[Extracted data entries]
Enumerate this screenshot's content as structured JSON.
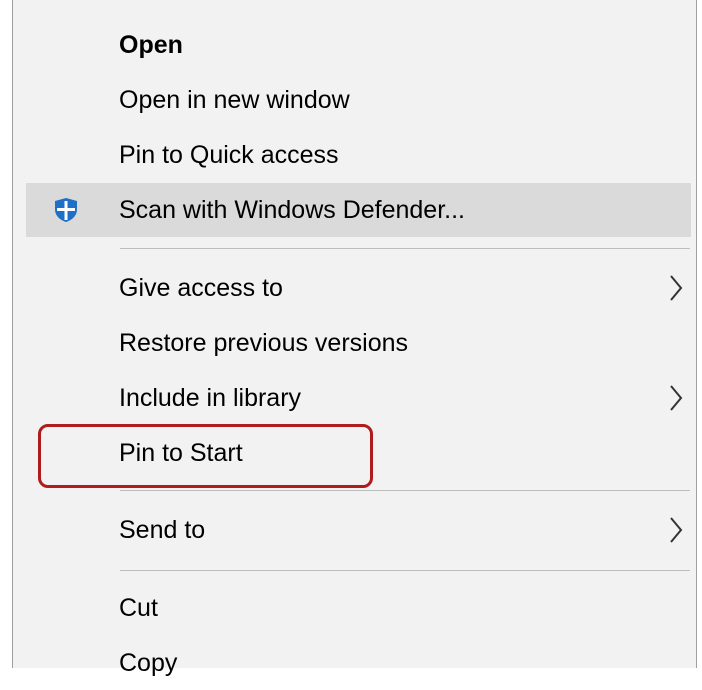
{
  "menu": {
    "items": [
      {
        "label": "Open",
        "bold": true
      },
      {
        "label": "Open in new window"
      },
      {
        "label": "Pin to Quick access"
      },
      {
        "label": "Scan with Windows Defender..."
      },
      {
        "label": "Give access to"
      },
      {
        "label": "Restore previous versions"
      },
      {
        "label": "Include in library"
      },
      {
        "label": "Pin to Start"
      },
      {
        "label": "Send to"
      },
      {
        "label": "Cut"
      },
      {
        "label": "Copy"
      }
    ]
  },
  "icons": {
    "defender": "windows-defender-shield-icon",
    "submenu": "chevron-right-icon"
  },
  "colors": {
    "menu_background": "#f2f2f2",
    "hover_background": "#dadada",
    "defender_blue": "#1f6fc9",
    "annotation_red": "#b01c1c"
  }
}
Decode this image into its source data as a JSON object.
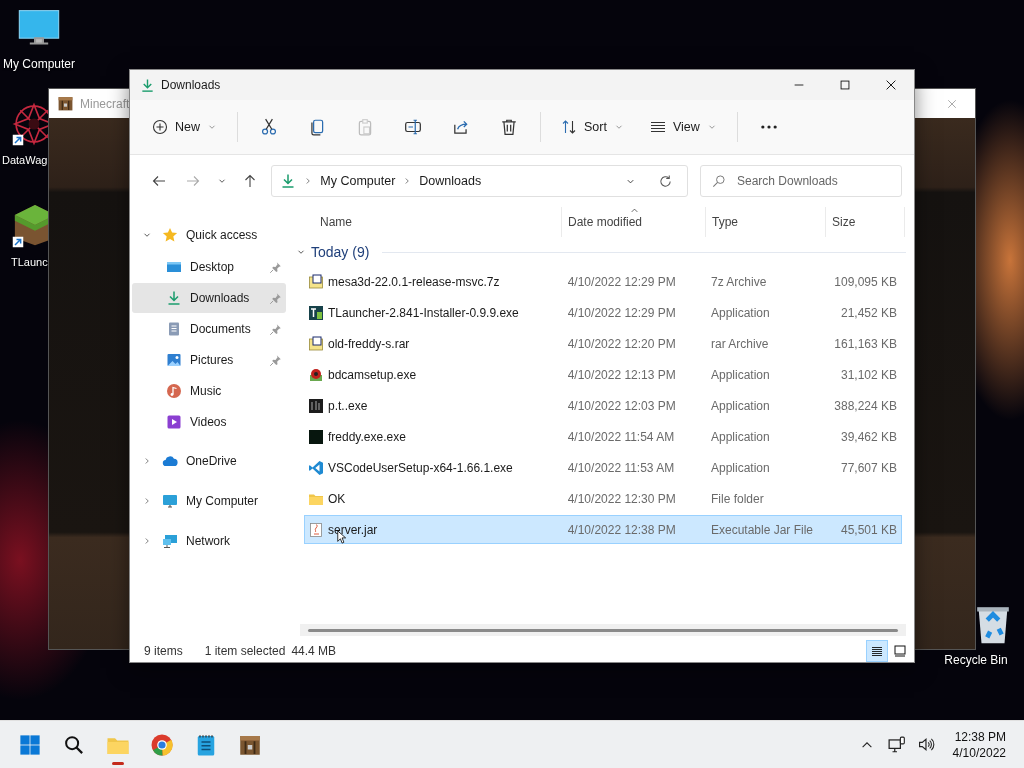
{
  "desktop_icons": [
    {
      "label": "My Computer",
      "kind": "computer",
      "shortcut": false
    },
    {
      "label": "DataWag",
      "kind": "datawag",
      "shortcut": true
    },
    {
      "label": "TLaunc",
      "kind": "grass",
      "shortcut": true
    },
    {
      "label": "Recycle Bin",
      "kind": "recycle",
      "shortcut": false
    }
  ],
  "background_window": {
    "title": "Minecraft"
  },
  "window": {
    "title": "Downloads"
  },
  "toolbar": [
    [
      {
        "kind": "new",
        "label": "New"
      }
    ],
    [
      {
        "kind": "cut",
        "disabled": false
      },
      {
        "kind": "copy",
        "disabled": false
      },
      {
        "kind": "paste",
        "disabled": true
      },
      {
        "kind": "rename",
        "disabled": false
      },
      {
        "kind": "share",
        "disabled": false
      },
      {
        "kind": "delete",
        "disabled": false
      }
    ],
    [
      {
        "kind": "sort",
        "label": "Sort"
      },
      {
        "kind": "view",
        "label": "View"
      }
    ],
    [
      {
        "kind": "more",
        "disabled": false
      }
    ]
  ],
  "navigation": {
    "back_disabled": false,
    "forward_disabled": true
  },
  "address_bar": {
    "path": [
      "My Computer",
      "Downloads"
    ]
  },
  "search": {
    "placeholder": "Search Downloads"
  },
  "sidebar": {
    "items": [
      {
        "label": "Quick access",
        "kind": "star",
        "selected": false,
        "expanded": true,
        "children": [
          {
            "label": "Desktop",
            "kind": "desktop",
            "selected": false,
            "pinned": true
          },
          {
            "label": "Downloads",
            "kind": "download",
            "selected": true,
            "pinned": true
          },
          {
            "label": "Documents",
            "kind": "document",
            "selected": false,
            "pinned": true
          },
          {
            "label": "Pictures",
            "kind": "picture",
            "selected": false,
            "pinned": true
          },
          {
            "label": "Music",
            "kind": "music",
            "selected": false,
            "pinned": false
          },
          {
            "label": "Videos",
            "kind": "video",
            "selected": false,
            "pinned": false
          }
        ]
      },
      {
        "label": "OneDrive",
        "kind": "cloud",
        "selected": false,
        "expanded": false
      },
      {
        "label": "My Computer",
        "kind": "monitor",
        "selected": false,
        "expanded": false
      },
      {
        "label": "Network",
        "kind": "network",
        "selected": false,
        "expanded": false
      }
    ]
  },
  "file_list": {
    "columns": [
      {
        "label": "Name",
        "sorted": false
      },
      {
        "label": "Date modified",
        "sorted": true
      },
      {
        "label": "Type",
        "sorted": false
      },
      {
        "label": "Size",
        "sorted": false
      }
    ],
    "groups": [
      {
        "label": "Today (9)",
        "expanded": true,
        "rows": [
          {
            "name": "mesa3d-22.0.1-release-msvc.7z",
            "kind": "archive",
            "date": "4/10/2022 12:29 PM",
            "type": "7z Archive",
            "size": "109,095 KB",
            "selected": false
          },
          {
            "name": "TLauncher-2.841-Installer-0.9.9.exe",
            "kind": "app-teal",
            "date": "4/10/2022 12:29 PM",
            "type": "Application",
            "size": "21,452 KB",
            "selected": false
          },
          {
            "name": "old-freddy-s.rar",
            "kind": "archive",
            "date": "4/10/2022 12:20 PM",
            "type": "rar Archive",
            "size": "161,163 KB",
            "selected": false
          },
          {
            "name": "bdcamsetup.exe",
            "kind": "app-red",
            "date": "4/10/2022 12:13 PM",
            "type": "Application",
            "size": "31,102 KB",
            "selected": false
          },
          {
            "name": "p.t..exe",
            "kind": "app-dark",
            "date": "4/10/2022 12:03 PM",
            "type": "Application",
            "size": "388,224 KB",
            "selected": false
          },
          {
            "name": "freddy.exe.exe",
            "kind": "app-black",
            "date": "4/10/2022 11:54 AM",
            "type": "Application",
            "size": "39,462 KB",
            "selected": false
          },
          {
            "name": "VSCodeUserSetup-x64-1.66.1.exe",
            "kind": "vscode",
            "date": "4/10/2022 11:53 AM",
            "type": "Application",
            "size": "77,607 KB",
            "selected": false
          },
          {
            "name": "OK",
            "kind": "folder",
            "date": "4/10/2022 12:30 PM",
            "type": "File folder",
            "selected": false
          },
          {
            "name": "server.jar",
            "kind": "jar",
            "date": "4/10/2022 12:38 PM",
            "type": "Executable Jar File",
            "size": "45,501 KB",
            "selected": true
          }
        ]
      }
    ]
  },
  "status_bar": {
    "item_count": "9 items",
    "selection": "1 item selected",
    "selection_size": "44.4 MB"
  },
  "view_buttons": [
    {
      "kind": "details",
      "selected": true
    },
    {
      "kind": "tiles",
      "selected": false
    }
  ],
  "taskbar": {
    "apps": [
      {
        "kind": "start",
        "running": false
      },
      {
        "kind": "search",
        "running": false
      },
      {
        "kind": "folder",
        "running": true
      },
      {
        "kind": "browser",
        "running": false
      },
      {
        "kind": "notepad",
        "running": false
      },
      {
        "kind": "crate",
        "running": false
      }
    ],
    "time": "12:38 PM",
    "date": "4/10/2022"
  }
}
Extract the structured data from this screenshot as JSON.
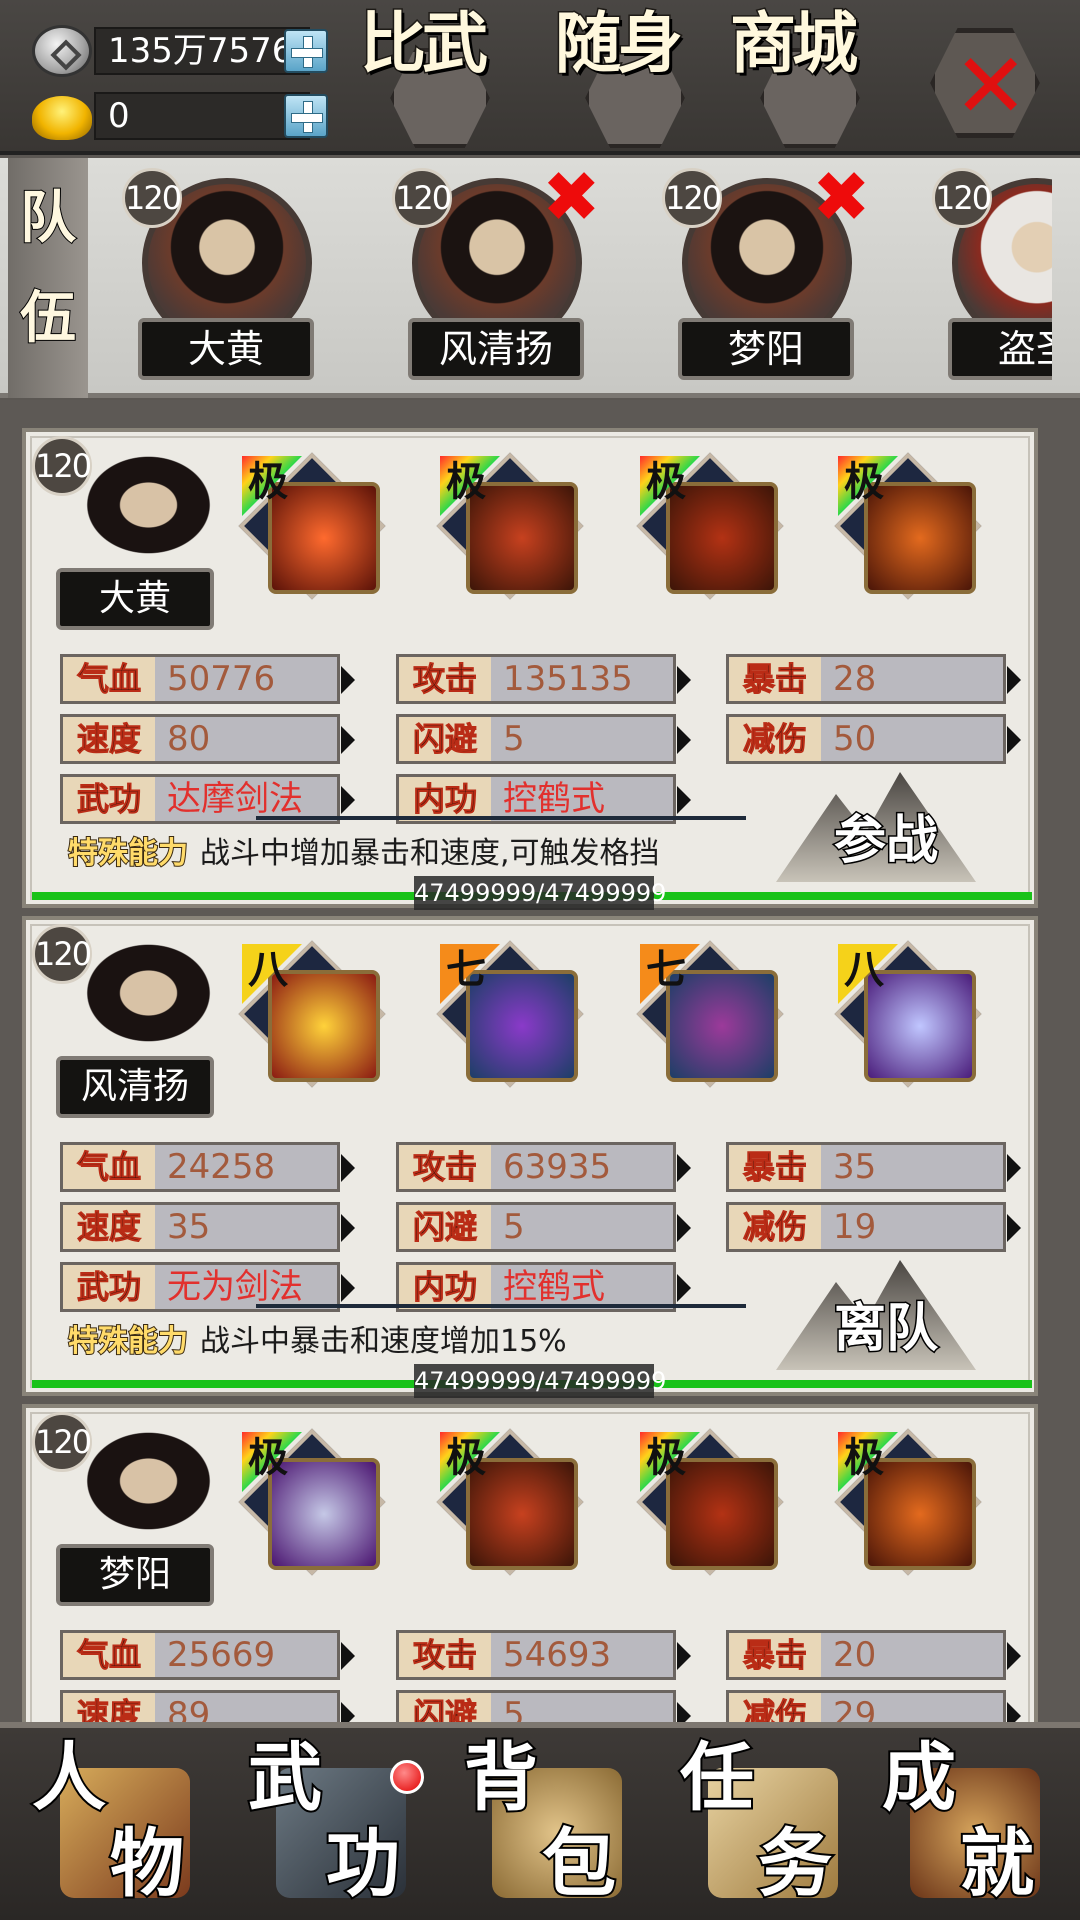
{
  "currency": {
    "silver": "135万7576",
    "gold": "0"
  },
  "top_menu": [
    {
      "label": "比武"
    },
    {
      "label": "随身"
    },
    {
      "label": "商城"
    }
  ],
  "team": {
    "label": "队伍",
    "members": [
      {
        "level": "120",
        "name": "大黄",
        "removable": false
      },
      {
        "level": "120",
        "name": "风清扬",
        "removable": true
      },
      {
        "level": "120",
        "name": "梦阳",
        "removable": true
      },
      {
        "level": "120",
        "name": "盗圣",
        "removable": false
      }
    ]
  },
  "heroes": [
    {
      "level": "120",
      "name": "大黄",
      "equipment": [
        {
          "grade": "极",
          "grade_color": "rainbow",
          "item": "sword-icon"
        },
        {
          "grade": "极",
          "grade_color": "rainbow",
          "item": "armor-icon"
        },
        {
          "grade": "极",
          "grade_color": "rainbow",
          "item": "boots-icon"
        },
        {
          "grade": "极",
          "grade_color": "rainbow",
          "item": "talisman-icon"
        }
      ],
      "stats": {
        "hp_label": "气血",
        "hp": "50776",
        "atk_label": "攻击",
        "atk": "135135",
        "crit_label": "暴击",
        "crit": "28",
        "spd_label": "速度",
        "spd": "80",
        "dodge_label": "闪避",
        "dodge": "5",
        "dmgred_label": "减伤",
        "dmgred": "50",
        "martial_label": "武功",
        "martial": "达摩剑法",
        "inner_label": "内功",
        "inner": "控鹤式"
      },
      "special_label": "特殊能力",
      "special": "战斗中增加暴击和速度,可触发格挡",
      "action": "参战",
      "hp_bar": "47499999/47499999",
      "hp_fraction": 1.0
    },
    {
      "level": "120",
      "name": "风清扬",
      "equipment": [
        {
          "grade": "八",
          "grade_color": "yellow",
          "item": "sword-icon"
        },
        {
          "grade": "七",
          "grade_color": "orange",
          "item": "armor-icon"
        },
        {
          "grade": "七",
          "grade_color": "orange",
          "item": "boots-icon"
        },
        {
          "grade": "八",
          "grade_color": "yellow",
          "item": "ring-icon"
        }
      ],
      "stats": {
        "hp_label": "气血",
        "hp": "24258",
        "atk_label": "攻击",
        "atk": "63935",
        "crit_label": "暴击",
        "crit": "35",
        "spd_label": "速度",
        "spd": "35",
        "dodge_label": "闪避",
        "dodge": "5",
        "dmgred_label": "减伤",
        "dmgred": "19",
        "martial_label": "武功",
        "martial": "无为剑法",
        "inner_label": "内功",
        "inner": "控鹤式"
      },
      "special_label": "特殊能力",
      "special": "战斗中暴击和速度增加15%",
      "action": "离队",
      "hp_bar": "47499999/47499999",
      "hp_fraction": 1.0
    },
    {
      "level": "120",
      "name": "梦阳",
      "equipment": [
        {
          "grade": "极",
          "grade_color": "rainbow",
          "item": "claw-icon"
        },
        {
          "grade": "极",
          "grade_color": "rainbow",
          "item": "armor-icon"
        },
        {
          "grade": "极",
          "grade_color": "rainbow",
          "item": "boots-icon"
        },
        {
          "grade": "极",
          "grade_color": "rainbow",
          "item": "talisman-icon"
        }
      ],
      "stats": {
        "hp_label": "气血",
        "hp": "25669",
        "atk_label": "攻击",
        "atk": "54693",
        "crit_label": "暴击",
        "crit": "20",
        "spd_label": "速度",
        "spd": "89",
        "dodge_label": "闪避",
        "dodge": "5",
        "dmgred_label": "减伤",
        "dmgred": "29"
      }
    }
  ],
  "bottom_nav": [
    {
      "c1": "人",
      "c2": "物"
    },
    {
      "c1": "武",
      "c2": "功"
    },
    {
      "c1": "背",
      "c2": "包"
    },
    {
      "c1": "任",
      "c2": "务"
    },
    {
      "c1": "成",
      "c2": "就"
    }
  ]
}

▶ [Your goal]: Using the listing above, pick out each line that contains the word "this", then copy it.

▶ [Result]:
Enumerate this screenshot's content as structured JSON.
Decode this image into its source data as a JSON object.
Extract the structured data from this screenshot as JSON.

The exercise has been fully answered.